● **What you should do**
Please copy every line below word for word, leaving out the pictures.

## start Material for this task

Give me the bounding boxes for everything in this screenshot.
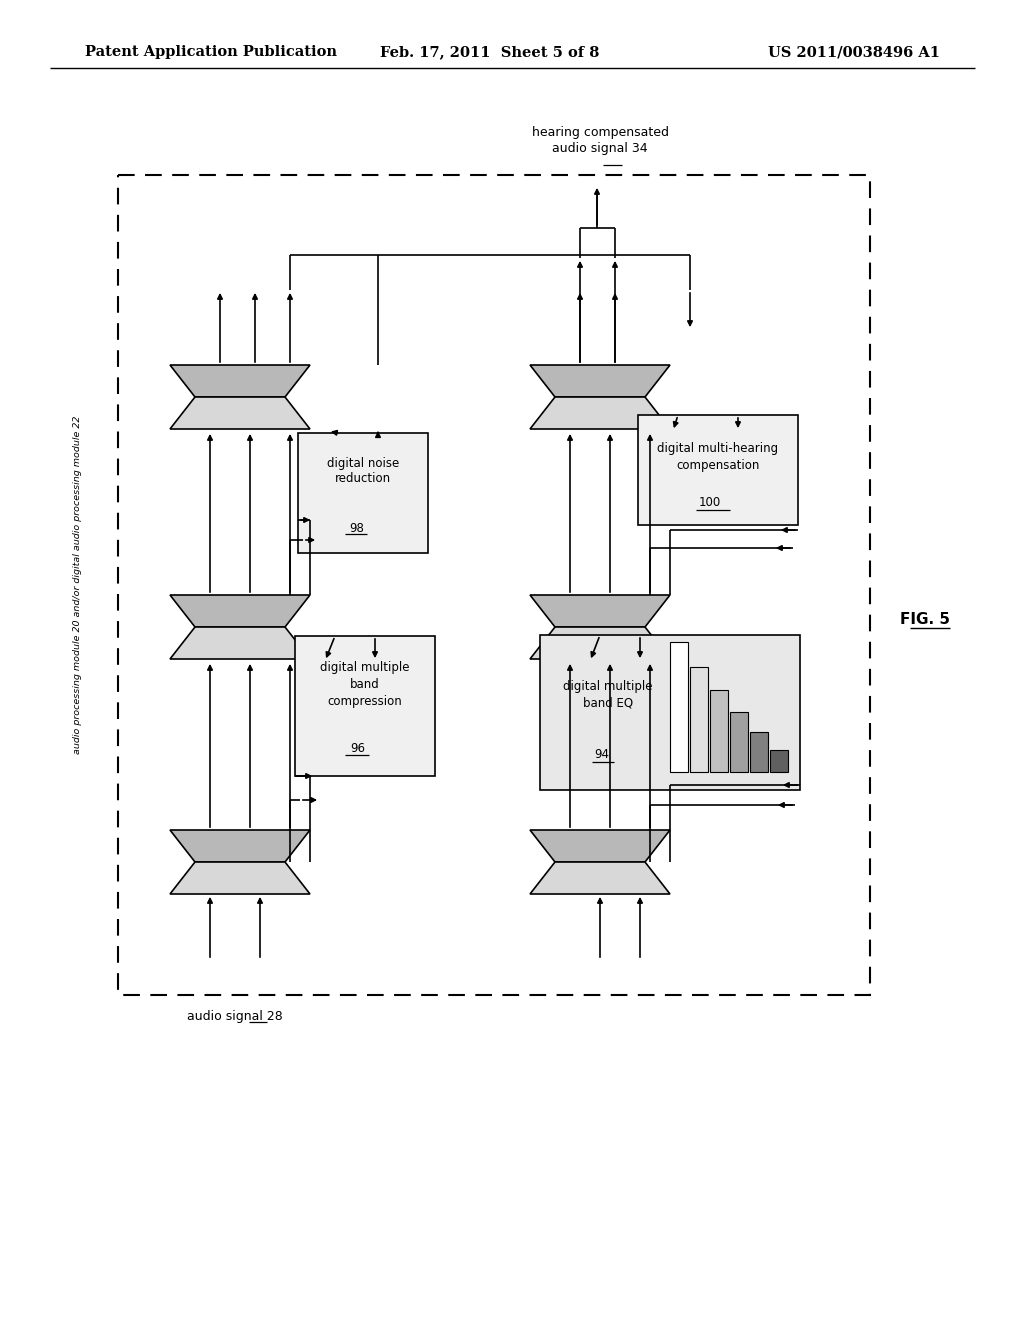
Polygon shape [170, 397, 310, 429]
Bar [295, 636, 435, 776]
Polygon shape [530, 627, 670, 659]
Polygon shape [170, 830, 310, 862]
Text: audio processing module 20 and/or digital audio processing module 22: audio processing module 20 and/or digita… [74, 416, 83, 754]
Text: 96: 96 [350, 742, 366, 755]
Text: digital multi-hearing
compensation: digital multi-hearing compensation [657, 442, 778, 473]
Bar [118, 176, 870, 995]
Polygon shape [530, 862, 670, 894]
Polygon shape [170, 595, 310, 627]
Polygon shape [530, 397, 670, 429]
Polygon shape [170, 627, 310, 659]
Polygon shape [170, 862, 310, 894]
Bar [638, 414, 798, 525]
Polygon shape [530, 366, 670, 397]
Bar [710, 690, 728, 772]
Text: US 2011/0038496 A1: US 2011/0038496 A1 [768, 45, 940, 59]
Text: digital multiple
band EQ: digital multiple band EQ [563, 680, 652, 710]
Bar [750, 733, 768, 772]
Polygon shape [530, 830, 670, 862]
Text: Feb. 17, 2011  Sheet 5 of 8: Feb. 17, 2011 Sheet 5 of 8 [380, 45, 600, 59]
Bar [730, 711, 748, 772]
Text: Patent Application Publication: Patent Application Publication [85, 45, 337, 59]
Polygon shape [170, 366, 310, 397]
Text: audio signal 28: audio signal 28 [187, 1010, 283, 1023]
Text: 100: 100 [698, 496, 721, 510]
Text: digital noise
reduction: digital noise reduction [327, 457, 399, 484]
Polygon shape [530, 595, 670, 627]
Text: digital multiple
band
compression: digital multiple band compression [321, 660, 410, 708]
Bar [298, 433, 428, 553]
Text: 94: 94 [595, 748, 609, 762]
Text: hearing compensated
audio signal 34: hearing compensated audio signal 34 [531, 125, 669, 154]
Bar [690, 667, 708, 772]
Text: FIG. 5: FIG. 5 [900, 612, 950, 627]
Bar [670, 642, 688, 772]
Bar [770, 750, 788, 772]
Text: 98: 98 [349, 521, 365, 535]
Bar [540, 635, 800, 789]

## end Material for this task

● **The completed task**
Give me the bounding boxes for everything in this screenshot.
Polygon shape [170, 397, 310, 429]
Bar [295, 636, 435, 776]
Polygon shape [530, 627, 670, 659]
Polygon shape [170, 830, 310, 862]
Text: audio processing module 20 and/or digital audio processing module 22: audio processing module 20 and/or digita… [74, 416, 83, 754]
Text: 96: 96 [350, 742, 366, 755]
Text: digital multi-hearing
compensation: digital multi-hearing compensation [657, 442, 778, 473]
Bar [118, 176, 870, 995]
Polygon shape [530, 862, 670, 894]
Polygon shape [170, 595, 310, 627]
Polygon shape [530, 397, 670, 429]
Polygon shape [170, 627, 310, 659]
Polygon shape [170, 862, 310, 894]
Bar [638, 414, 798, 525]
Polygon shape [530, 366, 670, 397]
Bar [710, 690, 728, 772]
Text: US 2011/0038496 A1: US 2011/0038496 A1 [768, 45, 940, 59]
Text: digital multiple
band EQ: digital multiple band EQ [563, 680, 652, 710]
Bar [750, 733, 768, 772]
Polygon shape [530, 830, 670, 862]
Text: Feb. 17, 2011  Sheet 5 of 8: Feb. 17, 2011 Sheet 5 of 8 [380, 45, 600, 59]
Bar [730, 711, 748, 772]
Text: Patent Application Publication: Patent Application Publication [85, 45, 337, 59]
Polygon shape [170, 366, 310, 397]
Text: audio signal 28: audio signal 28 [187, 1010, 283, 1023]
Text: 100: 100 [698, 496, 721, 510]
Text: digital noise
reduction: digital noise reduction [327, 457, 399, 484]
Polygon shape [530, 595, 670, 627]
Text: digital multiple
band
compression: digital multiple band compression [321, 660, 410, 708]
Bar [298, 433, 428, 553]
Text: 94: 94 [595, 748, 609, 762]
Text: hearing compensated
audio signal 34: hearing compensated audio signal 34 [531, 125, 669, 154]
Bar [690, 667, 708, 772]
Text: FIG. 5: FIG. 5 [900, 612, 950, 627]
Bar [670, 642, 688, 772]
Bar [770, 750, 788, 772]
Text: 98: 98 [349, 521, 365, 535]
Bar [540, 635, 800, 789]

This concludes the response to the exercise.